| Problem details |
Pull every line containing the word "color" from the records.

Figure dataset records
>> Start

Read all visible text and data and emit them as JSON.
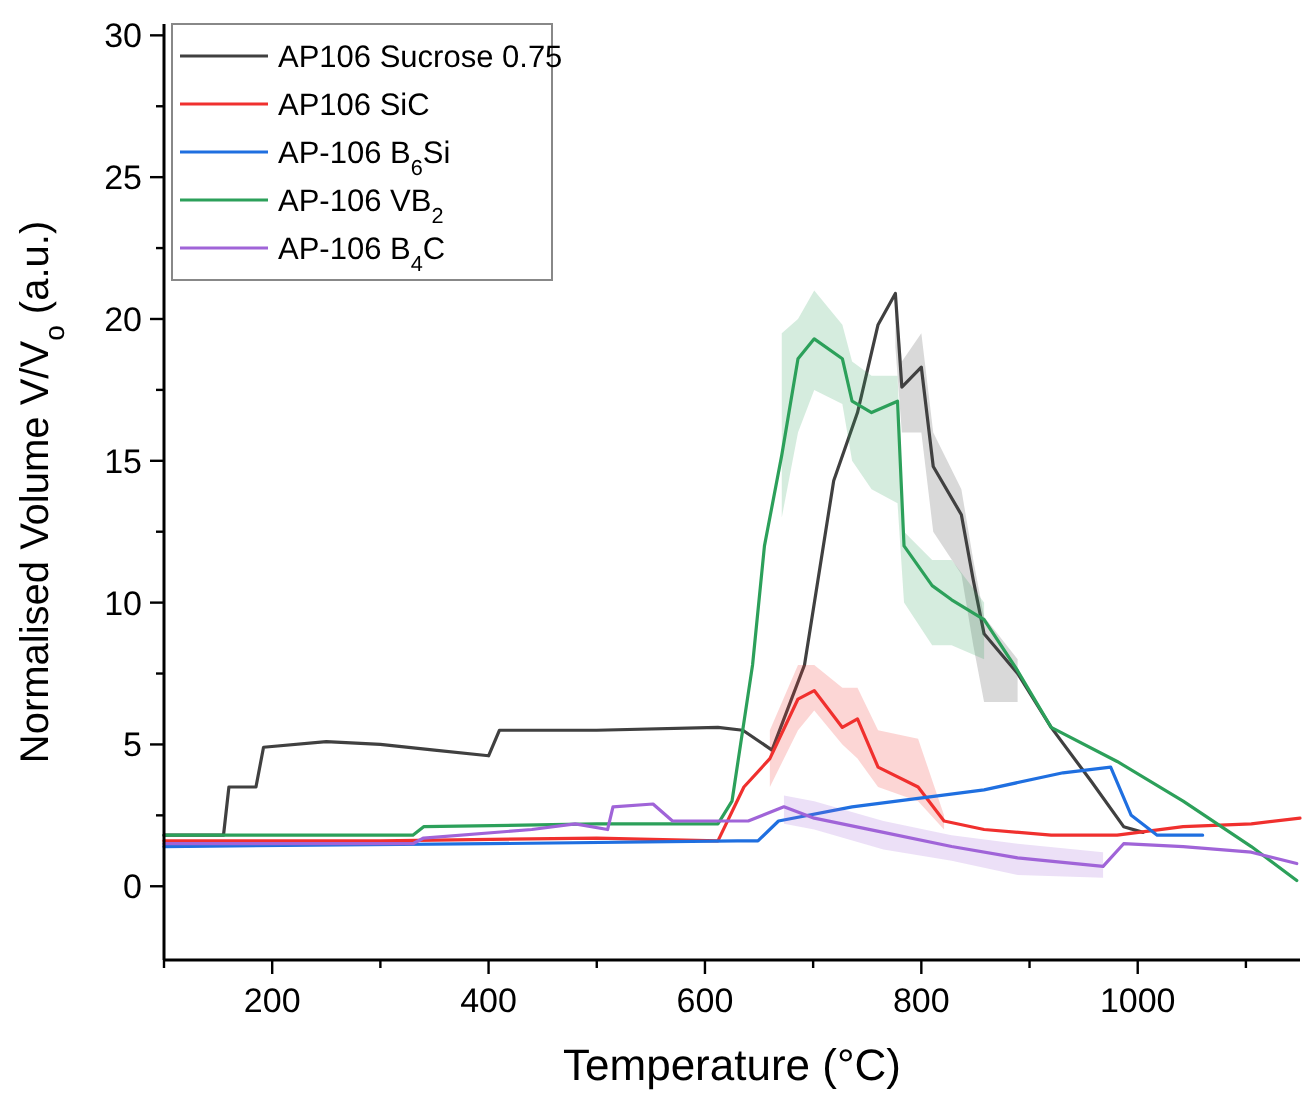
{
  "chart_data": {
    "type": "line",
    "xlabel": "Temperature (°C)",
    "ylabel": "Normalised Volume V/V$_{o}$ (a.u.)",
    "xlim": [
      100,
      1150
    ],
    "ylim": [
      -2.6,
      30.4
    ],
    "xticks": [
      {
        "value": 100,
        "label": null
      },
      200,
      {
        "value": 300,
        "label": null
      },
      400,
      {
        "value": 500,
        "label": null
      },
      600,
      {
        "value": 700,
        "label": null
      },
      800,
      {
        "value": 900,
        "label": null
      },
      1000,
      {
        "value": 1100,
        "label": null
      }
    ],
    "yticks": [
      0,
      {
        "value": 2.5,
        "label": null
      },
      5,
      {
        "value": 7.5,
        "label": null
      },
      10,
      {
        "value": 12.5,
        "label": null
      },
      15,
      {
        "value": 17.5,
        "label": null
      },
      20,
      {
        "value": 22.5,
        "label": null
      },
      25,
      {
        "value": 27.5,
        "label": null
      },
      30
    ],
    "legend": "top left",
    "grid": false,
    "series": [
      {
        "name": "AP106 Sucrose 0.75",
        "color": "#404040",
        "x": [
          100,
          155,
          160,
          185,
          192,
          250,
          300,
          350,
          400,
          410,
          500,
          612,
          635,
          662,
          692,
          719,
          741,
          760,
          776,
          782,
          800,
          811,
          837,
          848,
          858,
          889,
          920,
          957,
          987,
          1005
        ],
        "values": [
          1.8,
          1.8,
          3.5,
          3.5,
          4.9,
          5.1,
          5.0,
          4.8,
          4.6,
          5.5,
          5.5,
          5.6,
          5.5,
          4.8,
          7.8,
          14.3,
          16.7,
          19.8,
          20.9,
          17.6,
          18.3,
          14.8,
          13.1,
          10.8,
          8.9,
          7.5,
          5.6,
          3.7,
          2.1,
          1.9
        ],
        "lower": [
          null,
          null,
          null,
          null,
          null,
          null,
          null,
          null,
          null,
          null,
          null,
          null,
          null,
          null,
          null,
          null,
          null,
          null,
          19,
          16,
          16,
          12.5,
          11,
          8.5,
          6.5,
          6.5,
          null,
          null,
          null,
          null
        ],
        "upper": [
          null,
          null,
          null,
          null,
          null,
          null,
          null,
          null,
          null,
          null,
          null,
          null,
          null,
          null,
          null,
          null,
          null,
          null,
          21,
          18.5,
          19.5,
          16,
          14,
          11.5,
          9.5,
          8,
          null,
          null,
          null,
          null
        ]
      },
      {
        "name": "AP106 SiC",
        "color": "#f0302e",
        "x": [
          100,
          300,
          500,
          612,
          636,
          660,
          686,
          701,
          727,
          741,
          760,
          797,
          821,
          858,
          920,
          981,
          1042,
          1105,
          1150
        ],
        "values": [
          1.6,
          1.6,
          1.7,
          1.6,
          3.5,
          4.5,
          6.6,
          6.9,
          5.6,
          5.9,
          4.2,
          3.5,
          2.3,
          2.0,
          1.8,
          1.8,
          2.1,
          2.2,
          2.4
        ],
        "lower": [
          null,
          null,
          null,
          null,
          null,
          3.5,
          5.5,
          6.2,
          5,
          4.5,
          3.5,
          3,
          2,
          null,
          null,
          null,
          null,
          null,
          null
        ],
        "upper": [
          null,
          null,
          null,
          null,
          null,
          5.5,
          7.8,
          7.8,
          7,
          7,
          5.5,
          5.2,
          2.5,
          null,
          null,
          null,
          null,
          null,
          null
        ]
      },
      {
        "name": "AP-106 B$_{6}$Si",
        "color": "#1f6fe0",
        "x": [
          100,
          400,
          630,
          649,
          668,
          736,
          858,
          931,
          975,
          994,
          1018,
          1060
        ],
        "values": [
          1.4,
          1.5,
          1.6,
          1.6,
          2.3,
          2.8,
          3.4,
          4.0,
          4.2,
          2.5,
          1.8,
          1.8
        ]
      },
      {
        "name": "AP-106 VB$_{2}$",
        "color": "#2ca05a",
        "x": [
          100,
          330,
          340,
          500,
          612,
          625,
          644,
          655,
          671,
          686,
          701,
          727,
          736,
          754,
          778,
          784,
          810,
          828,
          858,
          889,
          920,
          981,
          1042,
          1105,
          1147
        ],
        "values": [
          1.8,
          1.8,
          2.1,
          2.2,
          2.2,
          3.0,
          7.8,
          12,
          15.2,
          18.6,
          19.3,
          18.6,
          17.1,
          16.7,
          17.1,
          12,
          10.6,
          10.1,
          9.4,
          7.6,
          5.6,
          4.4,
          3.0,
          1.4,
          0.2
        ],
        "lower": [
          null,
          null,
          null,
          null,
          null,
          null,
          null,
          null,
          13,
          16,
          17.5,
          17,
          15,
          14,
          13.5,
          10,
          8.5,
          8.5,
          8,
          null,
          null,
          null,
          null,
          null,
          null
        ],
        "upper": [
          null,
          null,
          null,
          null,
          null,
          null,
          null,
          null,
          19.5,
          20,
          21,
          19.8,
          18.5,
          18,
          18,
          12.5,
          11.5,
          11.5,
          10,
          null,
          null,
          null,
          null,
          null,
          null
        ]
      },
      {
        "name": "AP-106 B$_{4}$C",
        "color": "#a064d8",
        "x": [
          100,
          330,
          340,
          440,
          480,
          510,
          515,
          552,
          570,
          640,
          673,
          701,
          765,
          828,
          889,
          968,
          987,
          1042,
          1105,
          1147
        ],
        "values": [
          1.5,
          1.5,
          1.7,
          2.0,
          2.2,
          2.0,
          2.8,
          2.9,
          2.3,
          2.3,
          2.8,
          2.4,
          1.9,
          1.4,
          1.0,
          0.7,
          1.5,
          1.4,
          1.2,
          0.8
        ],
        "lower": [
          null,
          null,
          null,
          null,
          null,
          null,
          null,
          null,
          null,
          null,
          2.2,
          2,
          1.3,
          0.9,
          0.4,
          0.3,
          null,
          null,
          null,
          null
        ],
        "upper": [
          null,
          null,
          null,
          null,
          null,
          null,
          null,
          null,
          null,
          null,
          3.2,
          3,
          2.3,
          1.8,
          1.5,
          1.2,
          null,
          null,
          null,
          null
        ]
      }
    ]
  }
}
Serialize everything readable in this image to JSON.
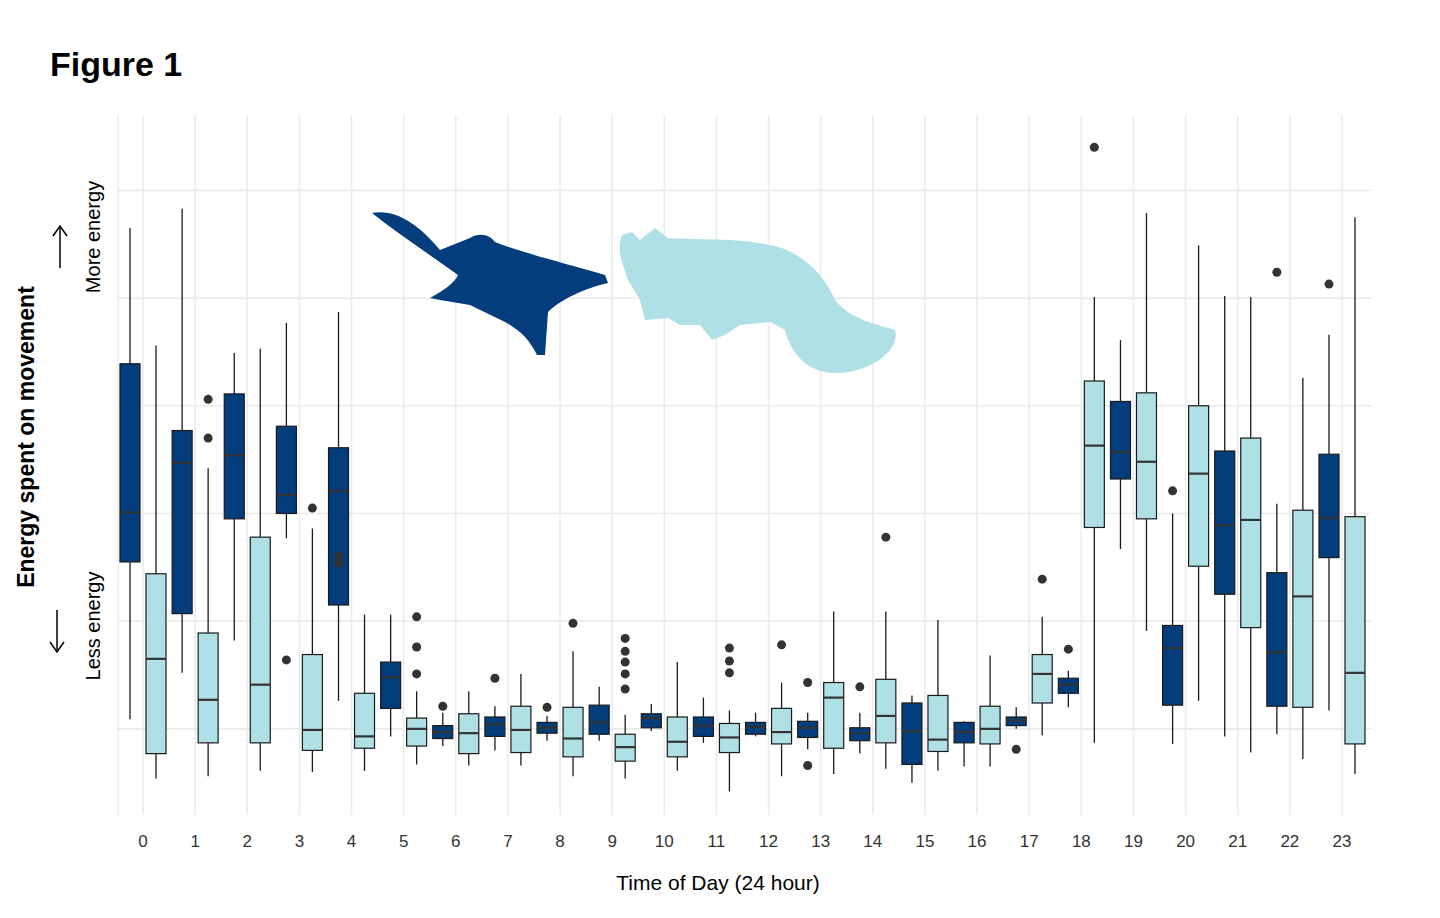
{
  "chart_data": {
    "type": "box",
    "title": "Figure 1",
    "x_label": "Time of Day (24 hour)",
    "y_label": "Energy spent on movement",
    "annotations": [
      "More energy",
      "Less energy"
    ],
    "categories": [
      0,
      1,
      2,
      3,
      4,
      5,
      6,
      7,
      8,
      9,
      10,
      11,
      12,
      13,
      14,
      15,
      16,
      17,
      18,
      19,
      20,
      21,
      22,
      23
    ],
    "ylim": [
      -0.8,
      5.7
    ],
    "yticks": [
      0,
      1,
      2,
      3,
      4,
      5
    ],
    "tick_labels": "x",
    "grid": true,
    "series": [
      {
        "color": "#033d7c",
        "values": [
          {
            "min": 0.09,
            "q1": 1.55,
            "median": 2.01,
            "q3": 3.39,
            "max": 4.65,
            "outliers": []
          },
          {
            "min": 0.52,
            "q1": 1.07,
            "median": 2.47,
            "q3": 2.77,
            "max": 4.83,
            "outliers": []
          },
          {
            "min": 0.82,
            "q1": 1.95,
            "median": 2.54,
            "q3": 3.11,
            "max": 3.49,
            "outliers": []
          },
          {
            "min": 1.77,
            "q1": 2.0,
            "median": 2.17,
            "q3": 2.81,
            "max": 3.77,
            "outliers": [
              0.64
            ]
          },
          {
            "min": 0.26,
            "q1": 1.15,
            "median": 2.21,
            "q3": 2.61,
            "max": 3.87,
            "outliers": [
              1.6,
              1.54
            ]
          },
          {
            "min": -0.07,
            "q1": 0.19,
            "median": 0.48,
            "q3": 0.62,
            "max": 1.06,
            "outliers": []
          },
          {
            "min": -0.16,
            "q1": -0.09,
            "median": -0.03,
            "q3": 0.03,
            "max": 0.15,
            "outliers": [
              0.21
            ]
          },
          {
            "min": -0.2,
            "q1": -0.07,
            "median": 0.04,
            "q3": 0.11,
            "max": 0.21,
            "outliers": [
              0.47
            ]
          },
          {
            "min": -0.11,
            "q1": -0.04,
            "median": 0.01,
            "q3": 0.06,
            "max": 0.12,
            "outliers": [
              0.2
            ]
          },
          {
            "min": -0.11,
            "q1": -0.05,
            "median": 0.06,
            "q3": 0.22,
            "max": 0.39,
            "outliers": []
          },
          {
            "min": -0.02,
            "q1": 0.01,
            "median": 0.1,
            "q3": 0.14,
            "max": 0.23,
            "outliers": []
          },
          {
            "min": -0.13,
            "q1": -0.07,
            "median": 0.03,
            "q3": 0.11,
            "max": 0.29,
            "outliers": []
          },
          {
            "min": -0.07,
            "q1": -0.05,
            "median": 0.02,
            "q3": 0.06,
            "max": 0.15,
            "outliers": []
          },
          {
            "min": -0.19,
            "q1": -0.08,
            "median": 0.01,
            "q3": 0.07,
            "max": 0.15,
            "outliers": [
              0.43,
              -0.34
            ]
          },
          {
            "min": -0.23,
            "q1": -0.11,
            "median": -0.04,
            "q3": 0.01,
            "max": 0.15,
            "outliers": [
              0.39
            ]
          },
          {
            "min": -0.5,
            "q1": -0.33,
            "median": -0.02,
            "q3": 0.24,
            "max": 0.31,
            "outliers": []
          },
          {
            "min": -0.35,
            "q1": -0.13,
            "median": -0.03,
            "q3": 0.06,
            "max": 0.07,
            "outliers": []
          },
          {
            "min": 0.0,
            "q1": 0.03,
            "median": 0.08,
            "q3": 0.11,
            "max": 0.2,
            "outliers": [
              -0.19
            ]
          },
          {
            "min": 0.2,
            "q1": 0.33,
            "median": 0.41,
            "q3": 0.47,
            "max": 0.54,
            "outliers": [
              0.74
            ]
          },
          {
            "min": 1.67,
            "q1": 2.32,
            "median": 2.57,
            "q3": 3.04,
            "max": 3.61,
            "outliers": []
          },
          {
            "min": -0.14,
            "q1": 0.22,
            "median": 0.75,
            "q3": 0.96,
            "max": 2.0,
            "outliers": [
              2.21
            ]
          },
          {
            "min": -0.07,
            "q1": 1.25,
            "median": 1.89,
            "q3": 2.58,
            "max": 4.02,
            "outliers": []
          },
          {
            "min": -0.05,
            "q1": 0.21,
            "median": 0.71,
            "q3": 1.45,
            "max": 2.09,
            "outliers": [
              4.24
            ]
          },
          {
            "min": 0.17,
            "q1": 1.59,
            "median": 1.96,
            "q3": 2.55,
            "max": 3.66,
            "outliers": [
              4.13
            ]
          }
        ]
      },
      {
        "color": "#aee0e6",
        "values": [
          {
            "min": -0.46,
            "q1": -0.23,
            "median": 0.65,
            "q3": 1.44,
            "max": 3.56,
            "outliers": []
          },
          {
            "min": -0.44,
            "q1": -0.13,
            "median": 0.27,
            "q3": 0.89,
            "max": 2.42,
            "outliers": [
              3.06,
              2.7
            ]
          },
          {
            "min": -0.39,
            "q1": -0.13,
            "median": 0.41,
            "q3": 1.78,
            "max": 3.53,
            "outliers": []
          },
          {
            "min": -0.4,
            "q1": -0.2,
            "median": -0.01,
            "q3": 0.69,
            "max": 1.86,
            "outliers": [
              2.05
            ]
          },
          {
            "min": -0.39,
            "q1": -0.18,
            "median": -0.07,
            "q3": 0.33,
            "max": 1.06,
            "outliers": []
          },
          {
            "min": -0.33,
            "q1": -0.16,
            "median": 0.0,
            "q3": 0.1,
            "max": 0.35,
            "outliers": [
              1.04,
              0.76,
              0.51
            ]
          },
          {
            "min": -0.34,
            "q1": -0.23,
            "median": -0.04,
            "q3": 0.14,
            "max": 0.35,
            "outliers": []
          },
          {
            "min": -0.34,
            "q1": -0.22,
            "median": -0.01,
            "q3": 0.21,
            "max": 0.51,
            "outliers": []
          },
          {
            "min": -0.44,
            "q1": -0.26,
            "median": -0.09,
            "q3": 0.2,
            "max": 0.72,
            "outliers": [
              0.98
            ]
          },
          {
            "min": -0.46,
            "q1": -0.3,
            "median": -0.17,
            "q3": -0.05,
            "max": 0.13,
            "outliers": [
              0.37,
              0.51,
              0.62,
              0.72,
              0.84
            ]
          },
          {
            "min": -0.39,
            "q1": -0.26,
            "median": -0.12,
            "q3": 0.11,
            "max": 0.62,
            "outliers": []
          },
          {
            "min": -0.58,
            "q1": -0.22,
            "median": -0.08,
            "q3": 0.05,
            "max": 0.17,
            "outliers": [
              0.52,
              0.63,
              0.75
            ]
          },
          {
            "min": -0.44,
            "q1": -0.14,
            "median": -0.03,
            "q3": 0.19,
            "max": 0.43,
            "outliers": [
              0.78
            ]
          },
          {
            "min": -0.42,
            "q1": -0.18,
            "median": 0.29,
            "q3": 0.43,
            "max": 1.09,
            "outliers": []
          },
          {
            "min": -0.37,
            "q1": -0.13,
            "median": 0.12,
            "q3": 0.46,
            "max": 1.09,
            "outliers": [
              1.78
            ]
          },
          {
            "min": -0.39,
            "q1": -0.21,
            "median": -0.1,
            "q3": 0.31,
            "max": 1.01,
            "outliers": []
          },
          {
            "min": -0.35,
            "q1": -0.14,
            "median": 0.0,
            "q3": 0.21,
            "max": 0.68,
            "outliers": []
          },
          {
            "min": -0.06,
            "q1": 0.24,
            "median": 0.51,
            "q3": 0.69,
            "max": 1.04,
            "outliers": [
              1.39
            ]
          },
          {
            "min": -0.13,
            "q1": 1.87,
            "median": 2.63,
            "q3": 3.23,
            "max": 4.01,
            "outliers": [
              5.4
            ]
          },
          {
            "min": 0.91,
            "q1": 1.95,
            "median": 2.48,
            "q3": 3.12,
            "max": 4.79,
            "outliers": []
          },
          {
            "min": 0.26,
            "q1": 1.51,
            "median": 2.37,
            "q3": 3.0,
            "max": 4.49,
            "outliers": []
          },
          {
            "min": -0.22,
            "q1": 0.94,
            "median": 1.94,
            "q3": 2.7,
            "max": 4.01,
            "outliers": []
          },
          {
            "min": -0.28,
            "q1": 0.2,
            "median": 1.23,
            "q3": 2.03,
            "max": 3.26,
            "outliers": []
          },
          {
            "min": -0.42,
            "q1": -0.14,
            "median": 0.52,
            "q3": 1.97,
            "max": 4.75,
            "outliers": []
          }
        ]
      }
    ]
  }
}
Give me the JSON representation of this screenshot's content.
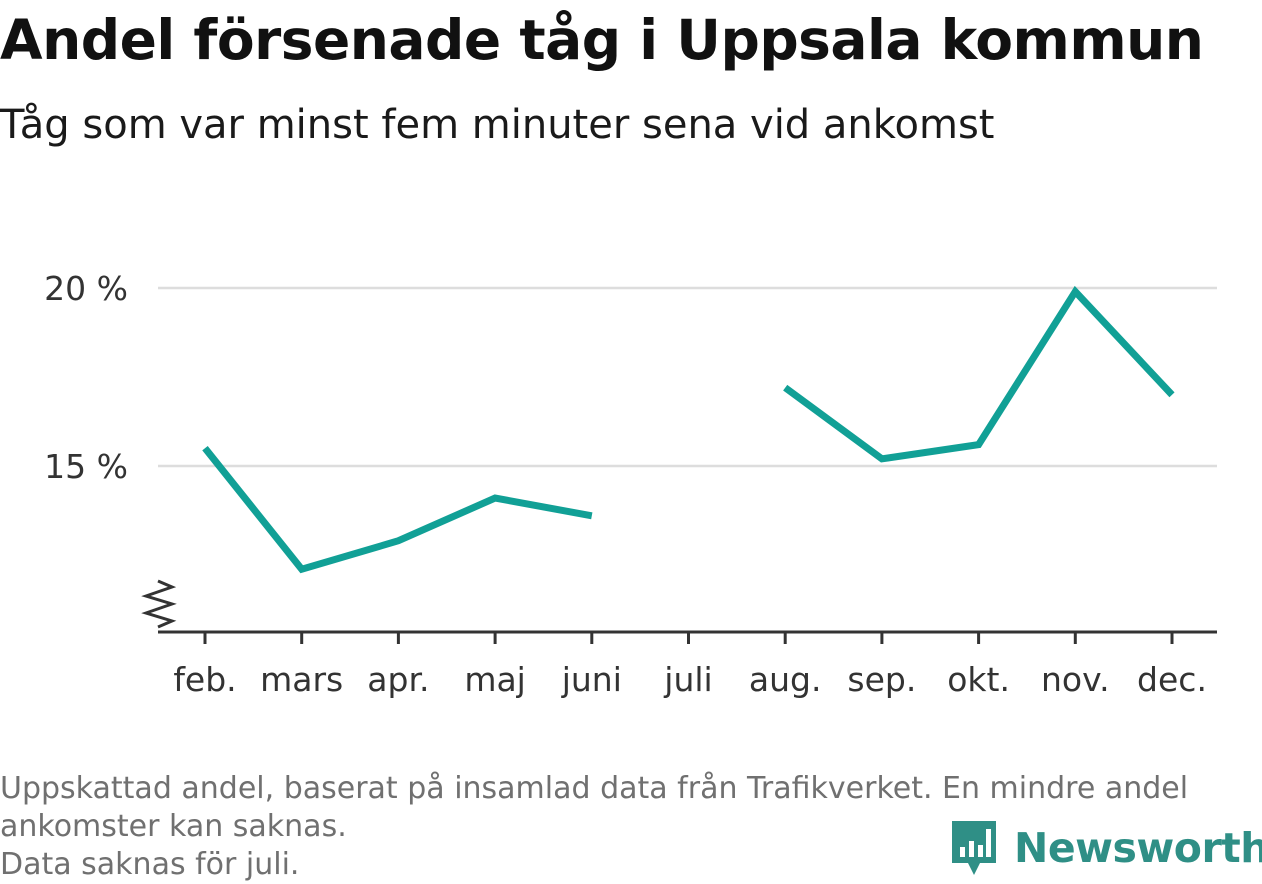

>> End

| Reply |
        "color": "#404040",
        "color": "#f0302e",
        "color": "#1f6fe0",
        "color": "#2ca05a",
        "color": "#a064d8",
        "color": "#033d7c",
        "color": "#aee0e6",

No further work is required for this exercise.